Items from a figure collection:
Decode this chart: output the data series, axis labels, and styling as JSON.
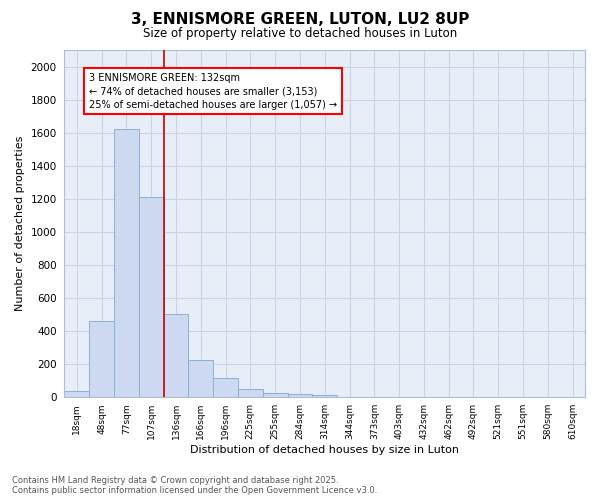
{
  "title": "3, ENNISMORE GREEN, LUTON, LU2 8UP",
  "subtitle": "Size of property relative to detached houses in Luton",
  "xlabel": "Distribution of detached houses by size in Luton",
  "ylabel": "Number of detached properties",
  "categories": [
    "18sqm",
    "48sqm",
    "77sqm",
    "107sqm",
    "136sqm",
    "166sqm",
    "196sqm",
    "225sqm",
    "255sqm",
    "284sqm",
    "314sqm",
    "344sqm",
    "373sqm",
    "403sqm",
    "432sqm",
    "462sqm",
    "492sqm",
    "521sqm",
    "551sqm",
    "580sqm",
    "610sqm"
  ],
  "values": [
    35,
    460,
    1620,
    1210,
    500,
    220,
    115,
    45,
    25,
    20,
    10,
    0,
    0,
    0,
    0,
    0,
    0,
    0,
    0,
    0,
    0
  ],
  "bar_color": "#ccd9f0",
  "bar_edge_color": "#8ab0d8",
  "vline_color": "#cc0000",
  "annotation_text": "3 ENNISMORE GREEN: 132sqm\n← 74% of detached houses are smaller (3,153)\n25% of semi-detached houses are larger (1,057) →",
  "ylim": [
    0,
    2100
  ],
  "yticks": [
    0,
    200,
    400,
    600,
    800,
    1000,
    1200,
    1400,
    1600,
    1800,
    2000
  ],
  "grid_color": "#c8d4e8",
  "bg_color": "#e8eef8",
  "footer1": "Contains HM Land Registry data © Crown copyright and database right 2025.",
  "footer2": "Contains public sector information licensed under the Open Government Licence v3.0."
}
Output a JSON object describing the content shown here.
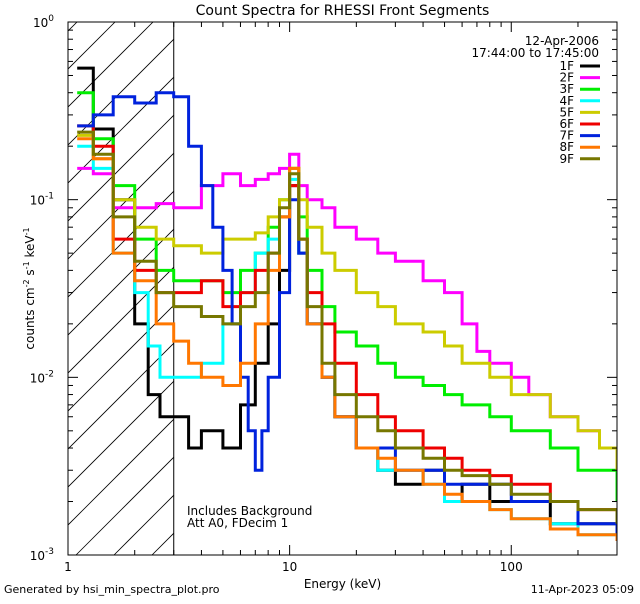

◆ Goal
Search the listing for the word "data" and return each line that holds it.

◆ Task output
Decode this chart: output the data series, axis labels, and styling as JSON.
  "footer1": "Contains HM Land Registry data © Crown copyright and database right 2025.",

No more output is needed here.